YOUR OBJECTIVE = Take the line that contains "Type out the text in this image." and each line after it in the material below, and transcribe them exactly, stopping at the end.

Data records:
☆ ☆ ☆ ☆ ☆
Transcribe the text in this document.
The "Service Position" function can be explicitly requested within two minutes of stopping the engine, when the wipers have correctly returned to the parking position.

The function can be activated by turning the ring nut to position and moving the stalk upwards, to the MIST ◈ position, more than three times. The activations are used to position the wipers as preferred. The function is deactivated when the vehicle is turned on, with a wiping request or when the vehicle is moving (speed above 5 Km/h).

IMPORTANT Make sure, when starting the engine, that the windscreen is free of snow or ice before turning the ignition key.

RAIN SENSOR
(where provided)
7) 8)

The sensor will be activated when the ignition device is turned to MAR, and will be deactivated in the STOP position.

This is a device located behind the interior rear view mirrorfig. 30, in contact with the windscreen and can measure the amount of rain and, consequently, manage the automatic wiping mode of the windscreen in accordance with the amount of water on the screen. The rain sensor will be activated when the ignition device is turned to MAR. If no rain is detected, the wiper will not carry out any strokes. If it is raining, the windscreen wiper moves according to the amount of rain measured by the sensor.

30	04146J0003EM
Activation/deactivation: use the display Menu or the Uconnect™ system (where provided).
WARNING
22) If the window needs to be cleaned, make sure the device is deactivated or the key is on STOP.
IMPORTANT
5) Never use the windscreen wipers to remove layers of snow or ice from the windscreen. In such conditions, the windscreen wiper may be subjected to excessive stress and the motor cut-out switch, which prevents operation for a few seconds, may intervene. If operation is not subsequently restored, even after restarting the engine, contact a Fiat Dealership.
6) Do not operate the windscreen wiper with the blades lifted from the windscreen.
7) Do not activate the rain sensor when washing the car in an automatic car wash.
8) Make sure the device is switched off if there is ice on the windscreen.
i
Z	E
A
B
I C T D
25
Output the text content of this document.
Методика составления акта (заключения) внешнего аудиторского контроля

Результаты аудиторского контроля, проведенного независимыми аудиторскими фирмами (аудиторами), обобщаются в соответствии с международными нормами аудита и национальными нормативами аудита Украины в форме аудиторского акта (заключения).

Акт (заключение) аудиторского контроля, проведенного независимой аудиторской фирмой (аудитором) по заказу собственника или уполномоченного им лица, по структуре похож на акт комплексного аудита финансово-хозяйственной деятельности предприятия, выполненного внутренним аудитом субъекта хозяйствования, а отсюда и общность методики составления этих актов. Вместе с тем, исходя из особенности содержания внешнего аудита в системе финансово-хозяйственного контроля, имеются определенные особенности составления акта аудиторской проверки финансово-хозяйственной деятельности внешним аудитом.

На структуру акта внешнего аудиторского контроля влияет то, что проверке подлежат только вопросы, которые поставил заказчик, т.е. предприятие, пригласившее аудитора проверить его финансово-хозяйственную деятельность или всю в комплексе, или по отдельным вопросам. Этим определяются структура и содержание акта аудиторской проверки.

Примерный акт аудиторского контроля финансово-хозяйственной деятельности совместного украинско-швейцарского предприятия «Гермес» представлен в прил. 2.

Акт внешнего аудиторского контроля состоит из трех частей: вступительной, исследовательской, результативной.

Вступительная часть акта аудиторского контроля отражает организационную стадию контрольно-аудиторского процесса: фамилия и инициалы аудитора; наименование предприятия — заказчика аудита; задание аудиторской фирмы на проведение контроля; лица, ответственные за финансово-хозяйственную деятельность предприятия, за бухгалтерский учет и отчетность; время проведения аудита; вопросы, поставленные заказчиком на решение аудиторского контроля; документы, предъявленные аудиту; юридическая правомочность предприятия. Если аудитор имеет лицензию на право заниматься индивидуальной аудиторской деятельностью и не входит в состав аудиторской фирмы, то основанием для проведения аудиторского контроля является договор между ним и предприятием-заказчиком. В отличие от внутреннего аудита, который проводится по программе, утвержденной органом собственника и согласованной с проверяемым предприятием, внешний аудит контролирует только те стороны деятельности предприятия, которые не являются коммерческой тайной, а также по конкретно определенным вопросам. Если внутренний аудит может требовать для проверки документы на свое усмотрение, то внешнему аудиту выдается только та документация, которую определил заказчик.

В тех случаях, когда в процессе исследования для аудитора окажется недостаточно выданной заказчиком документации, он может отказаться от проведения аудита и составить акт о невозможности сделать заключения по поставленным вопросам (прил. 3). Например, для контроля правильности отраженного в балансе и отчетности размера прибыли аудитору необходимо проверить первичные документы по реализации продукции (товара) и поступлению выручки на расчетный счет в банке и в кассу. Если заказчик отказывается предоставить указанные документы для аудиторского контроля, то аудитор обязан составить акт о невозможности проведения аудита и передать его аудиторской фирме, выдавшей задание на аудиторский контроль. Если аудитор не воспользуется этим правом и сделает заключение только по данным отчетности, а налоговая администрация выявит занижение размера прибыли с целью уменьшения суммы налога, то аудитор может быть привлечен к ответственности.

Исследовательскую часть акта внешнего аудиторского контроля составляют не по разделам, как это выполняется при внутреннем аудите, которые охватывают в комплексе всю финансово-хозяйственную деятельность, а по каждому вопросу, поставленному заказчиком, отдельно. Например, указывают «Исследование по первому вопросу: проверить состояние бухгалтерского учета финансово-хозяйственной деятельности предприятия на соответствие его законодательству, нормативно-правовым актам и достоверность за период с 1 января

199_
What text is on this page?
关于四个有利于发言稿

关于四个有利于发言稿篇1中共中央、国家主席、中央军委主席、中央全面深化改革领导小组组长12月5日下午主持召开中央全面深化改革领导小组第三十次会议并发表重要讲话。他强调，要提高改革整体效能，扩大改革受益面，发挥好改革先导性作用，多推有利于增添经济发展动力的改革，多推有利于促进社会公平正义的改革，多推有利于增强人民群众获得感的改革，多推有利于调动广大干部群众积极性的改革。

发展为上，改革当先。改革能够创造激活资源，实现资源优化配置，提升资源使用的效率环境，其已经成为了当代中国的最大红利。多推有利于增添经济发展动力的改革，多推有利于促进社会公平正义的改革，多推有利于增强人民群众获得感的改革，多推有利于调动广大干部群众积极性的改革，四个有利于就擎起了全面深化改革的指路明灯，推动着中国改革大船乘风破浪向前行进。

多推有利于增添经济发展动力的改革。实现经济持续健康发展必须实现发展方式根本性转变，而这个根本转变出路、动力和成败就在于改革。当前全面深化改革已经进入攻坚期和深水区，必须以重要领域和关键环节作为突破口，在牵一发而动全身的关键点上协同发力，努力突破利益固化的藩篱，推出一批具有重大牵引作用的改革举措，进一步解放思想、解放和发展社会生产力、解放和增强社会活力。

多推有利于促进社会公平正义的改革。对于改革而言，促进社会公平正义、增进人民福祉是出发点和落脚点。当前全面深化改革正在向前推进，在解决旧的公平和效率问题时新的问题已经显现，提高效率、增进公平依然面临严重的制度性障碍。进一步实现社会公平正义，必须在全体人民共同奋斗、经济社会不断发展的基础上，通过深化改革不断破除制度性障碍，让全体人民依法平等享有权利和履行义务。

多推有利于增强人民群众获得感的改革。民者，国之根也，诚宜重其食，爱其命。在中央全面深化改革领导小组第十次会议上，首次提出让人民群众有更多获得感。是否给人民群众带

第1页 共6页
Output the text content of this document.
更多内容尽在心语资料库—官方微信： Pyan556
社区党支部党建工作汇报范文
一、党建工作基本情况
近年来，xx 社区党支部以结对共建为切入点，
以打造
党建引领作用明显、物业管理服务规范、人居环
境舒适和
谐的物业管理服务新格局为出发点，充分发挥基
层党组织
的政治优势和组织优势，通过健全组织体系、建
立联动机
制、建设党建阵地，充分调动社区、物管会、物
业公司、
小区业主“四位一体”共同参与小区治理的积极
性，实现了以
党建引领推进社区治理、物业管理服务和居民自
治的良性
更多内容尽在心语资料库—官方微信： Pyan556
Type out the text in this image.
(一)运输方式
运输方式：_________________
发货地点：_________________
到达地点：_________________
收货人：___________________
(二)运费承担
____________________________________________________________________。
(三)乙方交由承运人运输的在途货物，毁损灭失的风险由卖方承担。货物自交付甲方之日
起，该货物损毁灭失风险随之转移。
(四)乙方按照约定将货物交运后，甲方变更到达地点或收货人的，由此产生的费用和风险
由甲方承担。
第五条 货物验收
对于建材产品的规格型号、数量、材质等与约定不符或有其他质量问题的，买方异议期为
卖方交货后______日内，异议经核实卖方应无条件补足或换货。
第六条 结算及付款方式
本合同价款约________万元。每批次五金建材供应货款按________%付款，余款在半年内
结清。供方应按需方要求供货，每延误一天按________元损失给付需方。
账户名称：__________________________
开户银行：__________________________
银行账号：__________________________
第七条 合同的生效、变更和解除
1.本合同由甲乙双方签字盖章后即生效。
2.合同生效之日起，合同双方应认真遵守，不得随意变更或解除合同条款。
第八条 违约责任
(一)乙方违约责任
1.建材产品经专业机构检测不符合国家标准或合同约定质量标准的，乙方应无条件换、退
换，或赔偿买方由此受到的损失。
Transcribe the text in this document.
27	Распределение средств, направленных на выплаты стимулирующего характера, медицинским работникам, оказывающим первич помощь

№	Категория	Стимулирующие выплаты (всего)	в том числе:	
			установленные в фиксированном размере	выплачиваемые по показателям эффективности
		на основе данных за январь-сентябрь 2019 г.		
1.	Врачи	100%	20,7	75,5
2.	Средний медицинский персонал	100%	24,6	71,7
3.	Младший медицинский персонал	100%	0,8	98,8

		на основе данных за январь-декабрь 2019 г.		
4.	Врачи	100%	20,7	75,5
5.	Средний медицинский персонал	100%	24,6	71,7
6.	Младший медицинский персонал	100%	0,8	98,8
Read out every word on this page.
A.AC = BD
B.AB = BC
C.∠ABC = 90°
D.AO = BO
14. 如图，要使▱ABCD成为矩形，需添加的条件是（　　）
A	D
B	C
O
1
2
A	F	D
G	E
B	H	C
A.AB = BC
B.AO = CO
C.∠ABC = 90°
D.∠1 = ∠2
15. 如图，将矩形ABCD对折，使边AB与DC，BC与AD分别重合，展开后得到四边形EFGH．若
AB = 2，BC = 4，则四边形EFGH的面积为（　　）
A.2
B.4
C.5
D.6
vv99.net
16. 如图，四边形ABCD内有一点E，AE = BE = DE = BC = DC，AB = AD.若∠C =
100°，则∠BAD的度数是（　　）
☆ ☆ ☆ ☆ ☆
RESPONSE TO THE EXERCISE =
Type out the text in this image.
(一)运输方式
运输方式：_________________
发货地点：_________________
到达地点：_________________
收货人：___________________
(二)运费承担
____________________________________________________________________。
(三)乙方交由承运人运输的在途货物，毁损灭失的风险由卖方承担。货物自交付甲方之日
起，该货物损毁灭失风险随之转移。
(四)乙方按照约定将货物交运后，甲方变更到达地点或收货人的，由此产生的费用和风险
由甲方承担。
第五条 货物验收
对于建材产品的规格型号、数量、材质等与约定不符或有其他质量问题的，买方异议期为
卖方交货后______日内，异议经核实卖方应无条件补足或换货。
第六条 结算及付款方式
本合同价款约________万元。每批次五金建材供应货款按________%付款，余款在半年内
结清。供方应按需方要求供货，每延误一天按________元损失给付需方。
账户名称：__________________________
开户银行：__________________________
银行账号：__________________________
第七条 合同的生效、变更和解除
1.本合同由甲乙双方签字盖章后即生效。
2.合同生效之日起，合同双方应认真遵守，不得随意变更或解除合同条款。
第八条 违约责任
(一)乙方违约责任
1.建材产品经专业机构检测不符合国家标准或合同约定质量标准的，乙方应无条件换、退
换，或赔偿买方由此受到的损失。
Transcribe the text in this document.
27	Распределение средств, направленных на выплаты стимулирующего характера, медицинским работникам, оказывающим первич помощь

№	Категория	Стимулирующие выплаты (всего)	в том числе:	
			установленные в фиксированном размере	выплачиваемые по показателям эффективности
		на основе данных за январь-сентябрь 2019 г.		
1.	Врачи	100%	20,7	75,5
2.	Средний медицинский персонал	100%	24,6	71,7
3.	Младший медицинский персонал	100%	0,8	98,8

		на основе данных за январь-декабрь 2019 г.		
4.	Врачи	100%	20,7	75,5
5.	Средний медицинский персонал	100%	24,6	71,7
6.	Младший медицинский персонал	100%	0,8	98,8
Read out every word on this page.
A.AC = BD
B.AB = BC
C.∠ABC = 90°
D.AO = BO
14. 如图，要使▱ABCD成为矩形，需添加的条件是（　　）
A	D
B	C
O
1
2
A	F	D
G	E
B	H	C
A.AB = BC
B.AO = CO
C.∠ABC = 90°
D.∠1 = ∠2
15. 如图，将矩形ABCD对折，使边AB与DC，BC与AD分别重合，展开后得到四边形EFGH．若
AB = 2，BC = 4，则四边形EFGH的面积为（　　）
A.2
B.4
C.5
D.6
vv99.net
16. 如图，四边形ABCD内有一点E，AE = BE = DE = BC = DC，AB = AD.若∠C =
100°，则∠BAD的度数是（　　）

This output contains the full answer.